Selected extract:
* begin *

Yeah, and back to the Magic Pebble, I just loved the scenes where they were just two rocks sitting on the canyon and they just had text on screen. was no talking and they were talking about.
Matt Loehrer (52:23)
Yeah, it was a
universe where life never evolved and it's just rocks.
Tug McTighe (52:26)
never evolved and
she goes and by the way they throw this existentialism in there she goes where are we and she goes we're one of the universes where life never evolved she goes actually most of them are like this
Matt Loehrer (52:40)
Is that what she said? Wow. That was, but Michelle Yeoh and Stephanie Shue in separate unrelated interviews said that that was their favorite scene. Yeah, I don't think.
Tug McTighe (52:41)
Right, most of them are like this. ⁓
That was their favorite scene. Yeah, it's really interesting.
So as she listens to Waymond and starts to practice kindness, she starts to repair damages in all these other universes. She starts to repair everything. She neutralizes Alpha Gong Gong and JoBoo's fighters in her home universe. She reconciles with Waymond, accepts Joy and Becky's relationship, tells Gong Gong this is her girlfriend. And then Waymond, right?
The failure, the silly one convinces dear Jobo Beardra to give them some more time to redo their taxes. They become friends at the party and yeah, they do. Yeah. I think they're well, they're hitting up their very, at the very least they were vaping. Right. but Jobu is like, look, I can't take it.

* end *

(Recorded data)

* begin *

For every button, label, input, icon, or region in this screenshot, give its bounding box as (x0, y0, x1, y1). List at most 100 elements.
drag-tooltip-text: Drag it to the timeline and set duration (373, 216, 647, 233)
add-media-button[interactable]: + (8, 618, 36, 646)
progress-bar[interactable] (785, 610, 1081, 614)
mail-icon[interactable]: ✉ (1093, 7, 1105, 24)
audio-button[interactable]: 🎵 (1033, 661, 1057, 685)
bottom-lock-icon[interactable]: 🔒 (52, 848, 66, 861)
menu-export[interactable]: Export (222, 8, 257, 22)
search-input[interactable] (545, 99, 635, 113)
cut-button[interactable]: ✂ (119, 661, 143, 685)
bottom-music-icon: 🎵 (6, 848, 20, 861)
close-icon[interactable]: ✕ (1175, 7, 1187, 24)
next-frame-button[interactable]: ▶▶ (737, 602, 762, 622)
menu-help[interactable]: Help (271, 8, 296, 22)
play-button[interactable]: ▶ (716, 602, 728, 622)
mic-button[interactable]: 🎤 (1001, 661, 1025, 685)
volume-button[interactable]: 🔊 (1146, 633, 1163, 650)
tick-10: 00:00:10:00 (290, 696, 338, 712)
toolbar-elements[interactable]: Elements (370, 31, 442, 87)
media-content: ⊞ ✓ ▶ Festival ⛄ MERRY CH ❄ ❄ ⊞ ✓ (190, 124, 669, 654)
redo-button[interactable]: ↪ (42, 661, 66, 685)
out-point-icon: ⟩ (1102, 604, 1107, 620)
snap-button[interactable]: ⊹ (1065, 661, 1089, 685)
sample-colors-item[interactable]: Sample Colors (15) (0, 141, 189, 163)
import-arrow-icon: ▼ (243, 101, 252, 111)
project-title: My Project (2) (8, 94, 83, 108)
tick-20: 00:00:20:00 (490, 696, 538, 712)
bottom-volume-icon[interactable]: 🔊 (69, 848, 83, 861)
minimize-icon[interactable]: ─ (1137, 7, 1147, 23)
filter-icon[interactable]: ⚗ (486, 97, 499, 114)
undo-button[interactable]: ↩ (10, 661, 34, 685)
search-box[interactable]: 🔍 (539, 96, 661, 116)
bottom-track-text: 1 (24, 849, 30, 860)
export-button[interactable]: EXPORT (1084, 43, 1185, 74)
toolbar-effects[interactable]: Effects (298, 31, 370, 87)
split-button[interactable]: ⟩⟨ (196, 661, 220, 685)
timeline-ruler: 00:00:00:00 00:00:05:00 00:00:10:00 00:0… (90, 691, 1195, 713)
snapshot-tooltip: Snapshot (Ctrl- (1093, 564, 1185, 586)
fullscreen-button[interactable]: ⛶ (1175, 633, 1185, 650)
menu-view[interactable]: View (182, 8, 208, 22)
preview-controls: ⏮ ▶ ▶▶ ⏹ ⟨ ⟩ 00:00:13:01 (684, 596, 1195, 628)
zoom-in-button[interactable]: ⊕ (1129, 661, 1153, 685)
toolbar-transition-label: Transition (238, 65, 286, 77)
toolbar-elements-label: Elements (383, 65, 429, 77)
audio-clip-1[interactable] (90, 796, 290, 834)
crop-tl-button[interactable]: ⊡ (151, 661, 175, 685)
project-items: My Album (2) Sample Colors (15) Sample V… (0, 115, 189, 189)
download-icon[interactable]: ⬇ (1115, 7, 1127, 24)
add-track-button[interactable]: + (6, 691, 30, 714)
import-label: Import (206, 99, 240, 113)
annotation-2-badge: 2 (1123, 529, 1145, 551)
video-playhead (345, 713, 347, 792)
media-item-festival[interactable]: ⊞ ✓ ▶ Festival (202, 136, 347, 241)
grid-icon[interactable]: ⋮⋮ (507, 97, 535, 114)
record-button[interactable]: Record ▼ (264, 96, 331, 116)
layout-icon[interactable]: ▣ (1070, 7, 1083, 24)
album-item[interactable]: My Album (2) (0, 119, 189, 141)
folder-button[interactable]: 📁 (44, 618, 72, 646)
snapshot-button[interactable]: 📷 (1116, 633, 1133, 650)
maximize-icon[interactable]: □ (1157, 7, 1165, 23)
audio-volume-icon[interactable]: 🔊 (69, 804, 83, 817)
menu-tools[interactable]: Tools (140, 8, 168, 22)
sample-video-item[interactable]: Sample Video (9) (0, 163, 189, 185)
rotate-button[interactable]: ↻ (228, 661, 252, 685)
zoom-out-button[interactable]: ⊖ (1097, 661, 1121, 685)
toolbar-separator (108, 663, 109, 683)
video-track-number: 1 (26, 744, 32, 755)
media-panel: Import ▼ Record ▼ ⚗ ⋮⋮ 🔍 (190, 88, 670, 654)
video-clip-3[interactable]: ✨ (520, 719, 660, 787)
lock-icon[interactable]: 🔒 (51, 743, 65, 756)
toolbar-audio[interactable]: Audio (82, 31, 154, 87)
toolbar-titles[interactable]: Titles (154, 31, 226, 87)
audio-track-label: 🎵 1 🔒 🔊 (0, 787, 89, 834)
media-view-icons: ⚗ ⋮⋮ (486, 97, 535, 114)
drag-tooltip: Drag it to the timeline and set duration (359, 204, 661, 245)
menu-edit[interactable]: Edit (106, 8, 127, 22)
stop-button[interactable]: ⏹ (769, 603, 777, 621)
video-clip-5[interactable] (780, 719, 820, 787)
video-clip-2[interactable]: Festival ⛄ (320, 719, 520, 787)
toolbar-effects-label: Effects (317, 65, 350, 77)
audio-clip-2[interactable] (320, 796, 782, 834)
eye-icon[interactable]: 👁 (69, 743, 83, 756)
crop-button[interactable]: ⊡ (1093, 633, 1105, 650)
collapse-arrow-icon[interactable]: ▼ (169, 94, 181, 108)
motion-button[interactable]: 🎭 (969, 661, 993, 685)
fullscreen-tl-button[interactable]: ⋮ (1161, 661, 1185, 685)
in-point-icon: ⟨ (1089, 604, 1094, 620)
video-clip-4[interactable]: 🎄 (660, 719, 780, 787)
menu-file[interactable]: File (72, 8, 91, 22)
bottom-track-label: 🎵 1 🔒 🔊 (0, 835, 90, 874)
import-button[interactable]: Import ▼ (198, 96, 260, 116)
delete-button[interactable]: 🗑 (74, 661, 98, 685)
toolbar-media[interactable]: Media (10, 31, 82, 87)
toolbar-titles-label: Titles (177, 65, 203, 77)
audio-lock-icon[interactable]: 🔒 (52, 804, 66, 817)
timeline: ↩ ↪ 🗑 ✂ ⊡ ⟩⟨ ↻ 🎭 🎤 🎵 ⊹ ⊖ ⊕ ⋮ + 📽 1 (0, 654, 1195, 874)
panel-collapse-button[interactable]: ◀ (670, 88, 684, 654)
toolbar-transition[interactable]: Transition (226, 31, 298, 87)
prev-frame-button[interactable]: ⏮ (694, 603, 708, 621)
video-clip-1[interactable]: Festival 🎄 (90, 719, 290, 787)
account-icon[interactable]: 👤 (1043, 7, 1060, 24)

* end *

Requirements:
Give every timestamp that appears beside a speaker's name in the podcast transcript, in the order they occur.

Result of this task:
52:23, 52:26, 52:40, 52:41